* **WRITTEN TASK**
The records that follow are to be transcribed in full, without their images.

* **RECORDS FOR THE TASK**
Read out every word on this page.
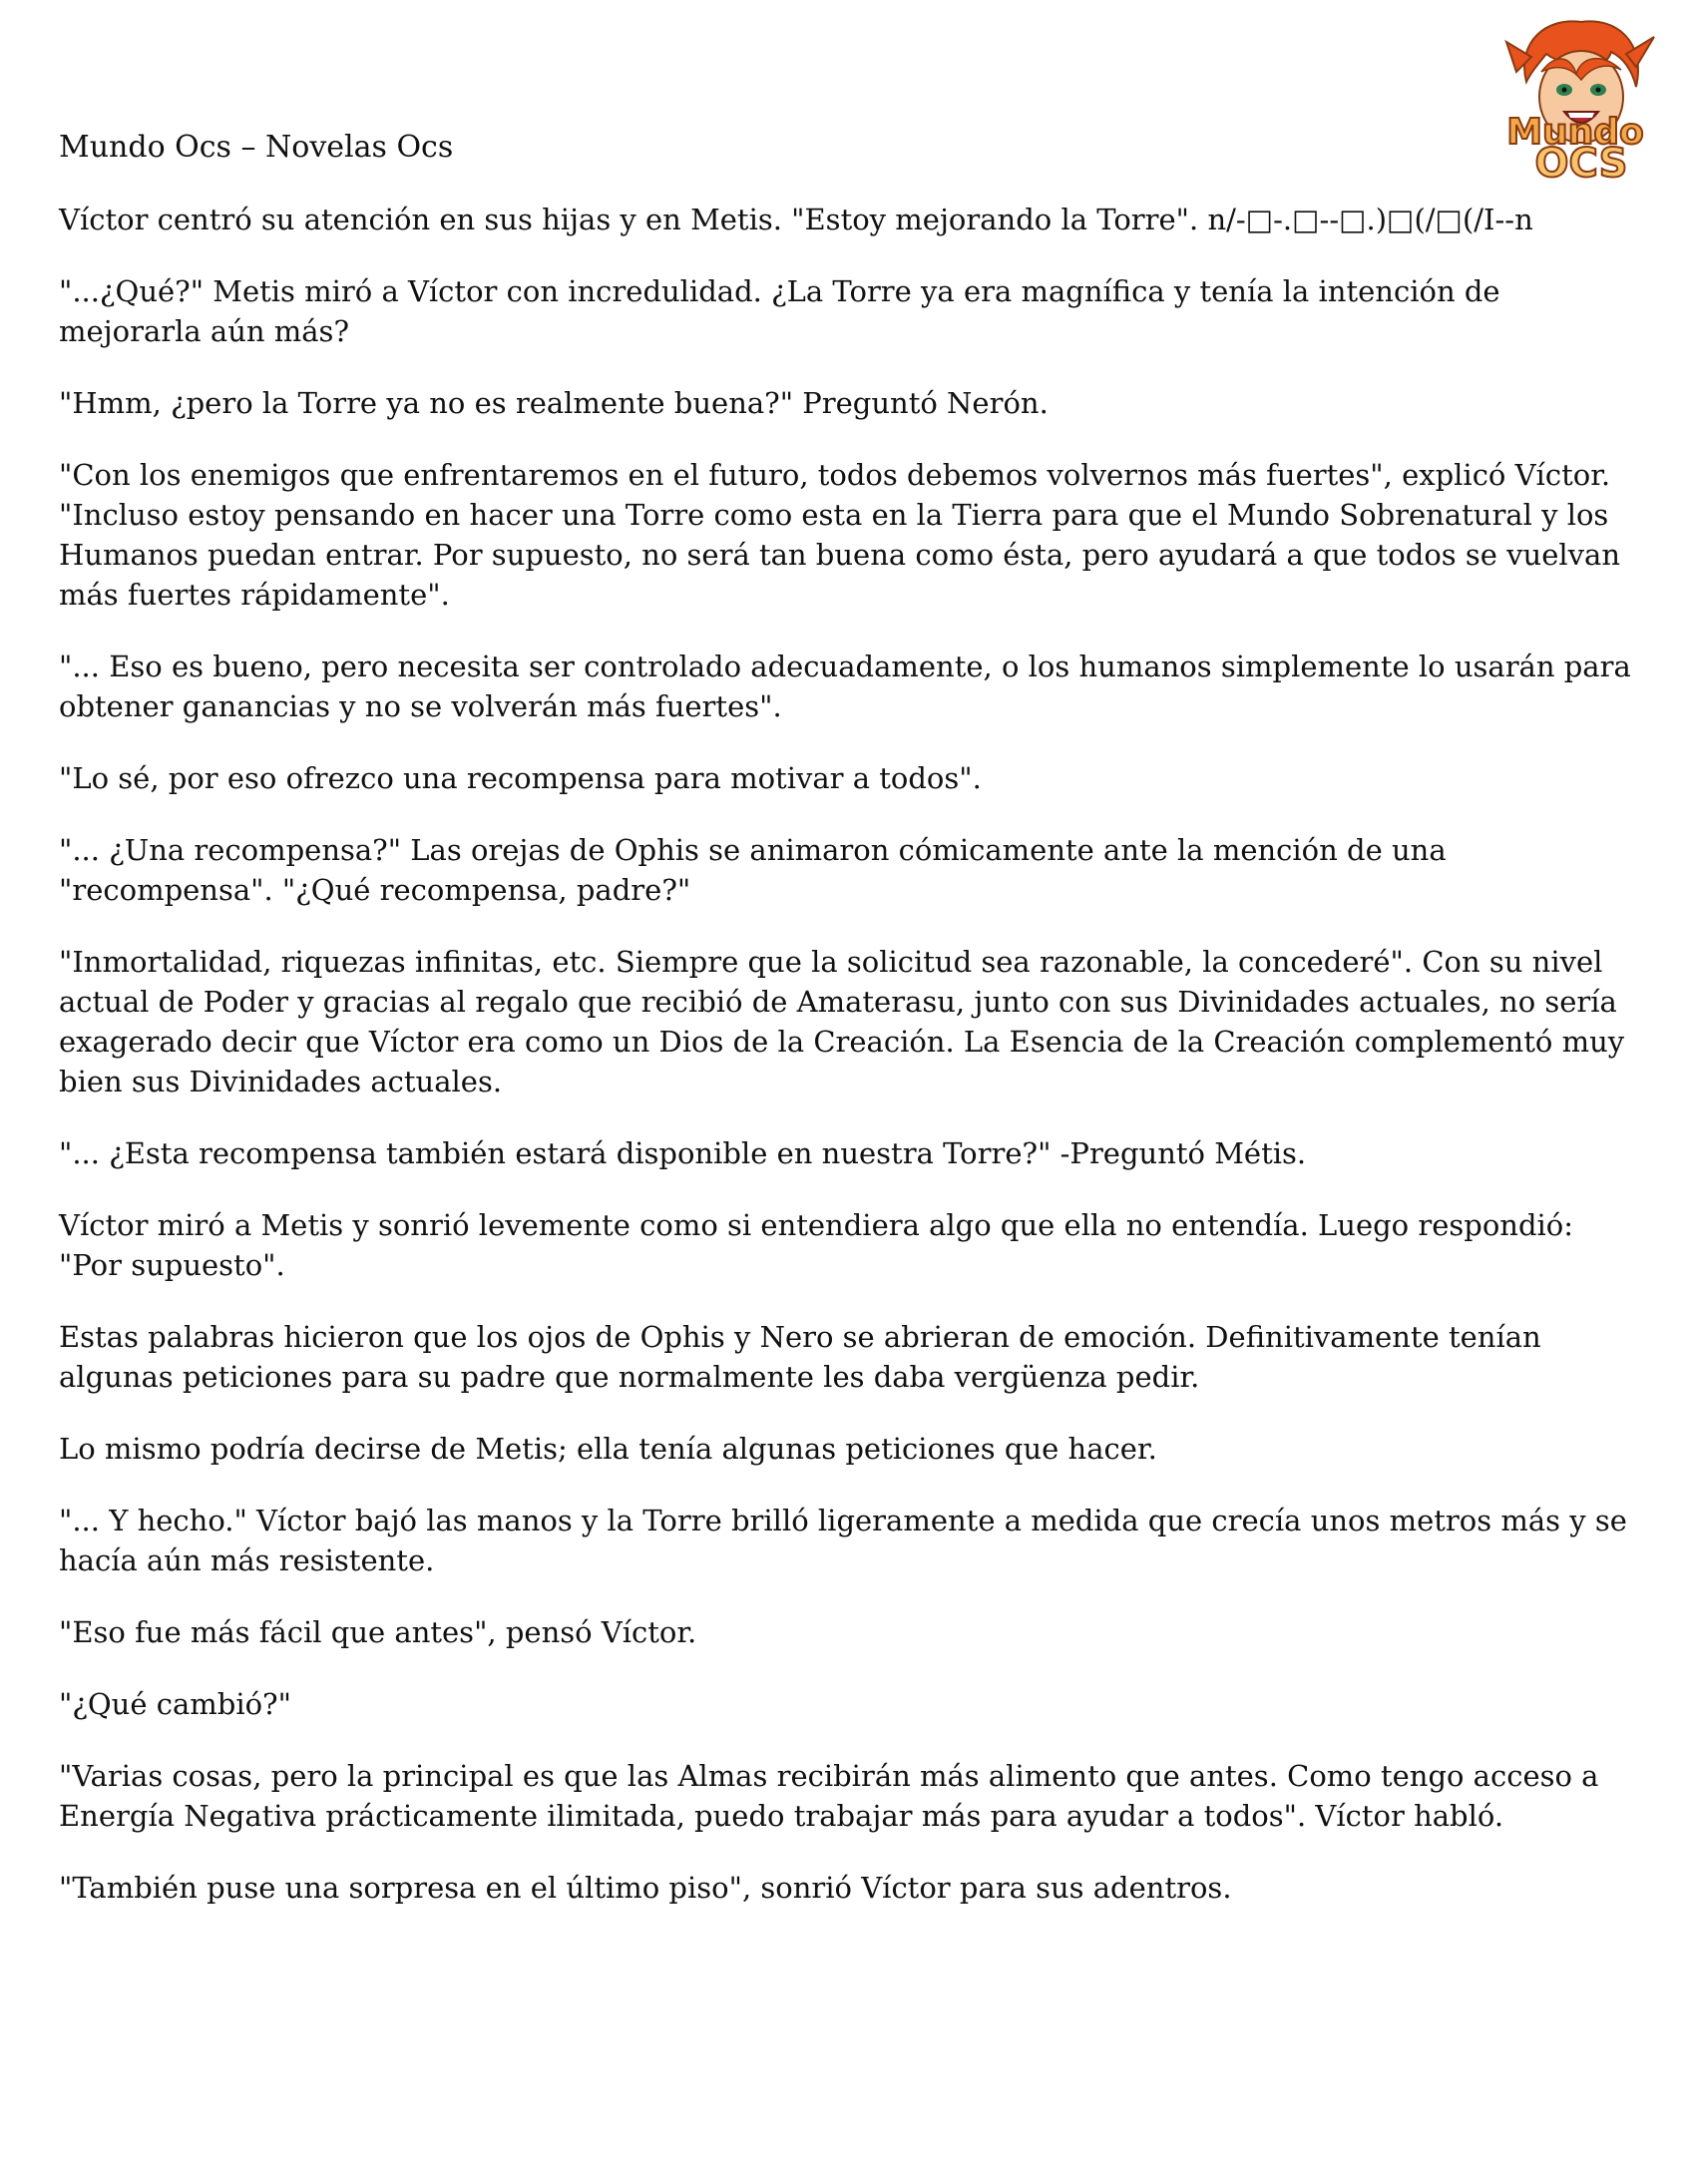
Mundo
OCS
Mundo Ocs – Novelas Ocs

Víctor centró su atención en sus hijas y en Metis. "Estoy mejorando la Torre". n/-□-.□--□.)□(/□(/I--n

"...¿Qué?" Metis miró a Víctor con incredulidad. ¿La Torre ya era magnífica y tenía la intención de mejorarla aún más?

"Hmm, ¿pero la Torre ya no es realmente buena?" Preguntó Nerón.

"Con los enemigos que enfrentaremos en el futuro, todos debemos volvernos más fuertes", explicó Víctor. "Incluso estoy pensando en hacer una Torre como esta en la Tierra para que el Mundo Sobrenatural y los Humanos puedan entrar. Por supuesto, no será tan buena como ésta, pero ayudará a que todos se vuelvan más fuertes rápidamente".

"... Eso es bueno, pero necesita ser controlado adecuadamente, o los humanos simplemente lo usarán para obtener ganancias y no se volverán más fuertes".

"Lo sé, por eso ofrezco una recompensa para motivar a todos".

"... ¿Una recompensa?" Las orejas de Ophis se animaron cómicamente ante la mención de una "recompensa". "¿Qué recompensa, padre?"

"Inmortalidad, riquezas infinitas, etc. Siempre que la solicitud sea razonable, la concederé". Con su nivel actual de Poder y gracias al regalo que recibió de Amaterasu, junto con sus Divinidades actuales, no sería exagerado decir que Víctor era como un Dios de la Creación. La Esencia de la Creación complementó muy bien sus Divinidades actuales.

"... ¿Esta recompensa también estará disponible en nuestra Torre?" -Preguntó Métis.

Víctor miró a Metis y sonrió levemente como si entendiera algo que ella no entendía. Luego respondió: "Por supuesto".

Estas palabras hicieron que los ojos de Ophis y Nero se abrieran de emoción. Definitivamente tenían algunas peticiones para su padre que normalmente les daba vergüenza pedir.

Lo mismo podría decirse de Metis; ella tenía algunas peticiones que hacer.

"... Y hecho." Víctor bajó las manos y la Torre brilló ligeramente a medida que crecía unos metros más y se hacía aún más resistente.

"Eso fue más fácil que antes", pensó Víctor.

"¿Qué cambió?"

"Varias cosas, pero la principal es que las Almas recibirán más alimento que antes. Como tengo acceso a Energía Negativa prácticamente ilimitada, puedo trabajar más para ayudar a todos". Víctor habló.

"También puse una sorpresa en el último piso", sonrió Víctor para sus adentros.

* **REPLY**
Read out every word on this page.
Mundo
OCS
Mundo Ocs – Novelas Ocs

Víctor centró su atención en sus hijas y en Metis. "Estoy mejorando la Torre". n/-□-.□--□.)□(/□(/I--n

"...¿Qué?" Metis miró a Víctor con incredulidad. ¿La Torre ya era magnífica y tenía la intención de mejorarla aún más?

"Hmm, ¿pero la Torre ya no es realmente buena?" Preguntó Nerón.

"Con los enemigos que enfrentaremos en el futuro, todos debemos volvernos más fuertes", explicó Víctor. "Incluso estoy pensando en hacer una Torre como esta en la Tierra para que el Mundo Sobrenatural y los Humanos puedan entrar. Por supuesto, no será tan buena como ésta, pero ayudará a que todos se vuelvan más fuertes rápidamente".

"... Eso es bueno, pero necesita ser controlado adecuadamente, o los humanos simplemente lo usarán para obtener ganancias y no se volverán más fuertes".

"Lo sé, por eso ofrezco una recompensa para motivar a todos".

"... ¿Una recompensa?" Las orejas de Ophis se animaron cómicamente ante la mención de una "recompensa". "¿Qué recompensa, padre?"

"Inmortalidad, riquezas infinitas, etc. Siempre que la solicitud sea razonable, la concederé". Con su nivel actual de Poder y gracias al regalo que recibió de Amaterasu, junto con sus Divinidades actuales, no sería exagerado decir que Víctor era como un Dios de la Creación. La Esencia de la Creación complementó muy bien sus Divinidades actuales.

"... ¿Esta recompensa también estará disponible en nuestra Torre?" -Preguntó Métis.

Víctor miró a Metis y sonrió levemente como si entendiera algo que ella no entendía. Luego respondió: "Por supuesto".

Estas palabras hicieron que los ojos de Ophis y Nero se abrieran de emoción. Definitivamente tenían algunas peticiones para su padre que normalmente les daba vergüenza pedir.

Lo mismo podría decirse de Metis; ella tenía algunas peticiones que hacer.

"... Y hecho." Víctor bajó las manos y la Torre brilló ligeramente a medida que crecía unos metros más y se hacía aún más resistente.

"Eso fue más fácil que antes", pensó Víctor.

"¿Qué cambió?"

"Varias cosas, pero la principal es que las Almas recibirán más alimento que antes. Como tengo acceso a Energía Negativa prácticamente ilimitada, puedo trabajar más para ayudar a todos". Víctor habló.

"También puse una sorpresa en el último piso", sonrió Víctor para sus adentros.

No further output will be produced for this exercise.